### MATERIAL FOR THIS TASK
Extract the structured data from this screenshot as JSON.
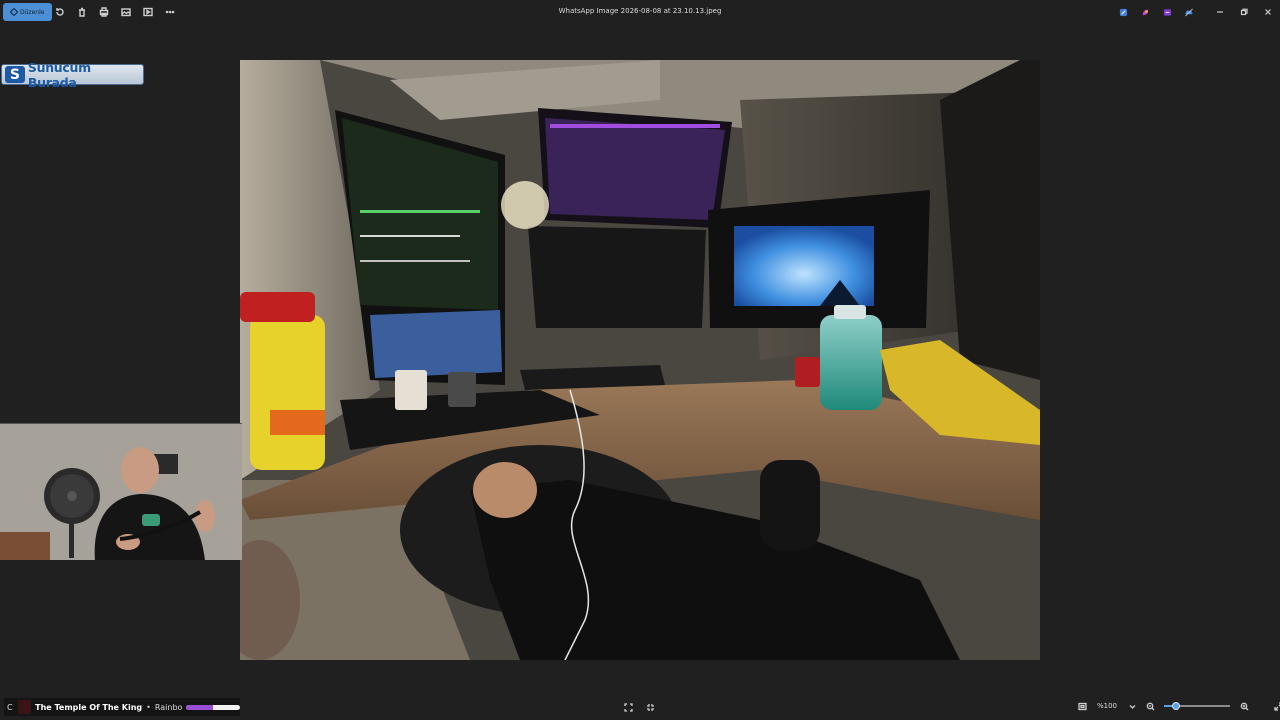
{
  "toolbar": {
    "edit_label": "Düzenle",
    "icons": [
      "rotate-icon",
      "delete-icon",
      "print-icon",
      "gallery-icon",
      "slideshow-icon",
      "more-icon"
    ]
  },
  "window": {
    "title": "WhatsApp Image 2026-08-08 at 23.10.13.jpeg"
  },
  "overlay": {
    "logo_mark": "S",
    "logo_text": "Sunucum Burada"
  },
  "now_playing": {
    "prefix": "C",
    "title": "The Temple Of The King",
    "separator": "•",
    "artist": "Rainbow",
    "progress": 0.5
  },
  "bottom": {
    "zoom_value": "%100",
    "zoom_level": 0.18
  },
  "colors": {
    "accent": "#4c8fd4",
    "progress": "#9b4fd6",
    "logo_blue": "#1d5aa5"
  }
}
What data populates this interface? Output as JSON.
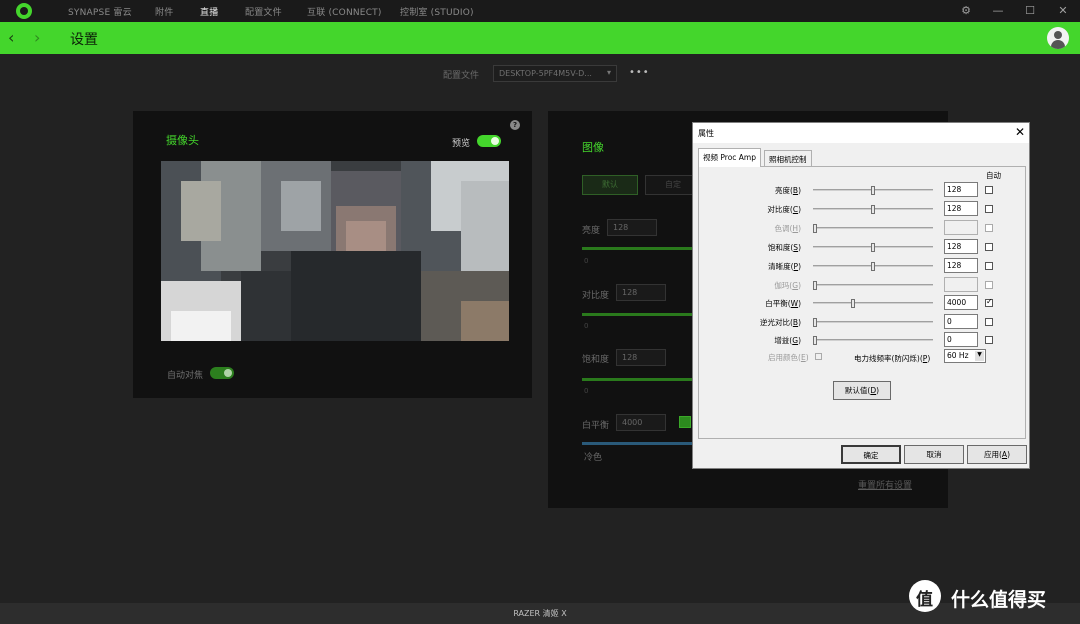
{
  "app": {
    "tabs": [
      {
        "label": "SYNAPSE 雷云",
        "active": false
      },
      {
        "label": "附件",
        "active": false
      },
      {
        "label": "直播",
        "active": true
      },
      {
        "label": "配置文件",
        "active": false
      },
      {
        "label": "互联 (CONNECT)",
        "active": false
      },
      {
        "label": "控制室 (STUDIO)",
        "active": false
      }
    ],
    "window_icons": [
      "gear-icon",
      "minimize-icon",
      "maximize-icon",
      "close-icon"
    ],
    "accent_color": "#44d62c"
  },
  "header": {
    "title": "设置",
    "back_icon": "chevron-left-icon",
    "forward_icon": "chevron-right-icon"
  },
  "profile": {
    "label": "配置文件",
    "value": "DESKTOP-5PF4M5V-D...",
    "more": "•••"
  },
  "camera_panel": {
    "title": "摄像头",
    "preview_label": "预览",
    "preview_on": true,
    "help": "?",
    "autofocus_label": "自动对焦",
    "autofocus_on": true
  },
  "image_panel": {
    "title": "图像",
    "btn1": "默认",
    "btn2": "自定",
    "sliders": [
      {
        "label": "亮度",
        "value": "128",
        "min": "0"
      },
      {
        "label": "对比度",
        "value": "128",
        "min": "0"
      },
      {
        "label": "饱和度",
        "value": "128",
        "min": "0"
      }
    ],
    "white_balance": {
      "label": "白平衡",
      "value": "4000",
      "auto": true
    },
    "cool_label": "冷色",
    "reset_link": "重置所有设置"
  },
  "dialog": {
    "title": "属性",
    "close": "✕",
    "tabs": [
      "视频 Proc Amp",
      "照相机控制"
    ],
    "auto_header": "自动",
    "properties": [
      {
        "label": "亮度(",
        "key": "B",
        "value": "128",
        "level": 0.5,
        "enabled": true,
        "auto": false
      },
      {
        "label": "对比度(",
        "key": "C",
        "value": "128",
        "level": 0.5,
        "enabled": true,
        "auto": false
      },
      {
        "label": "色调(",
        "key": "H",
        "value": "",
        "level": 0.0,
        "enabled": false,
        "auto": false
      },
      {
        "label": "饱和度(",
        "key": "S",
        "value": "128",
        "level": 0.5,
        "enabled": true,
        "auto": false
      },
      {
        "label": "清晰度(",
        "key": "P",
        "value": "128",
        "level": 0.5,
        "enabled": true,
        "auto": false
      },
      {
        "label": "伽玛(",
        "key": "G",
        "value": "",
        "level": 0.0,
        "enabled": false,
        "auto": false
      },
      {
        "label": "白平衡(",
        "key": "W",
        "value": "4000",
        "level": 0.33,
        "enabled": true,
        "auto": true
      },
      {
        "label": "逆光对比(",
        "key": "B",
        "value": "0",
        "level": 0.0,
        "enabled": true,
        "auto": false
      },
      {
        "label": "增益(",
        "key": "G",
        "value": "0",
        "level": 0.0,
        "enabled": true,
        "auto": false
      }
    ],
    "enable_color_label": "启用颜色(",
    "enable_color_key": "E",
    "powerline_label": "电力线频率(防闪烁)(",
    "powerline_key": "P",
    "powerline_value": "60 Hz",
    "default_btn": "默认值(",
    "default_key": "D",
    "ok_btn": "确定",
    "cancel_btn": "取消",
    "apply_btn": "应用(",
    "apply_key": "A"
  },
  "footer": {
    "text": "RAZER 清姬 X"
  },
  "watermark": {
    "text": "什么值得买"
  }
}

### STATED PROBLEM
Omit every picture, and otherwise quote the entries exactly.

### TASK RESULT
Extract the structured data from this screenshot as JSON.
{
  "toolbar": {
    "edit_label": "Düzenle",
    "icons": [
      "rotate-icon",
      "delete-icon",
      "print-icon",
      "gallery-icon",
      "slideshow-icon",
      "more-icon"
    ]
  },
  "window": {
    "title": "WhatsApp Image 2026-08-08 at 23.10.13.jpeg"
  },
  "overlay": {
    "logo_mark": "S",
    "logo_text": "Sunucum Burada"
  },
  "now_playing": {
    "prefix": "C",
    "title": "The Temple Of The King",
    "separator": "•",
    "artist": "Rainbow",
    "progress": 0.5
  },
  "bottom": {
    "zoom_value": "%100",
    "zoom_level": 0.18
  },
  "colors": {
    "accent": "#4c8fd4",
    "progress": "#9b4fd6",
    "logo_blue": "#1d5aa5"
  }
}
What data populates this interface? Output as JSON.
{
  "app": {
    "tabs": [
      {
        "label": "SYNAPSE 雷云",
        "active": false
      },
      {
        "label": "附件",
        "active": false
      },
      {
        "label": "直播",
        "active": true
      },
      {
        "label": "配置文件",
        "active": false
      },
      {
        "label": "互联 (CONNECT)",
        "active": false
      },
      {
        "label": "控制室 (STUDIO)",
        "active": false
      }
    ],
    "window_icons": [
      "gear-icon",
      "minimize-icon",
      "maximize-icon",
      "close-icon"
    ],
    "accent_color": "#44d62c"
  },
  "header": {
    "title": "设置",
    "back_icon": "chevron-left-icon",
    "forward_icon": "chevron-right-icon"
  },
  "profile": {
    "label": "配置文件",
    "value": "DESKTOP-5PF4M5V-D...",
    "more": "•••"
  },
  "camera_panel": {
    "title": "摄像头",
    "preview_label": "预览",
    "preview_on": true,
    "help": "?",
    "autofocus_label": "自动对焦",
    "autofocus_on": true
  },
  "image_panel": {
    "title": "图像",
    "btn1": "默认",
    "btn2": "自定",
    "sliders": [
      {
        "label": "亮度",
        "value": "128",
        "min": "0"
      },
      {
        "label": "对比度",
        "value": "128",
        "min": "0"
      },
      {
        "label": "饱和度",
        "value": "128",
        "min": "0"
      }
    ],
    "white_balance": {
      "label": "白平衡",
      "value": "4000",
      "auto": true
    },
    "cool_label": "冷色",
    "reset_link": "重置所有设置"
  },
  "dialog": {
    "title": "属性",
    "close": "✕",
    "tabs": [
      "视频 Proc Amp",
      "照相机控制"
    ],
    "auto_header": "自动",
    "properties": [
      {
        "label": "亮度(",
        "key": "B",
        "value": "128",
        "level": 0.5,
        "enabled": true,
        "auto": false
      },
      {
        "label": "对比度(",
        "key": "C",
        "value": "128",
        "level": 0.5,
        "enabled": true,
        "auto": false
      },
      {
        "label": "色调(",
        "key": "H",
        "value": "",
        "level": 0.0,
        "enabled": false,
        "auto": false
      },
      {
        "label": "饱和度(",
        "key": "S",
        "value": "128",
        "level": 0.5,
        "enabled": true,
        "auto": false
      },
      {
        "label": "清晰度(",
        "key": "P",
        "value": "128",
        "level": 0.5,
        "enabled": true,
        "auto": false
      },
      {
        "label": "伽玛(",
        "key": "G",
        "value": "",
        "level": 0.0,
        "enabled": false,
        "auto": false
      },
      {
        "label": "白平衡(",
        "key": "W",
        "value": "4000",
        "level": 0.33,
        "enabled": true,
        "auto": true
      },
      {
        "label": "逆光对比(",
        "key": "B",
        "value": "0",
        "level": 0.0,
        "enabled": true,
        "auto": false
      },
      {
        "label": "增益(",
        "key": "G",
        "value": "0",
        "level": 0.0,
        "enabled": true,
        "auto": false
      }
    ],
    "enable_color_label": "启用颜色(",
    "enable_color_key": "E",
    "powerline_label": "电力线频率(防闪烁)(",
    "powerline_key": "P",
    "powerline_value": "60 Hz",
    "default_btn": "默认值(",
    "default_key": "D",
    "ok_btn": "确定",
    "cancel_btn": "取消",
    "apply_btn": "应用(",
    "apply_key": "A"
  },
  "footer": {
    "text": "RAZER 清姬 X"
  },
  "watermark": {
    "text": "什么值得买"
  }
}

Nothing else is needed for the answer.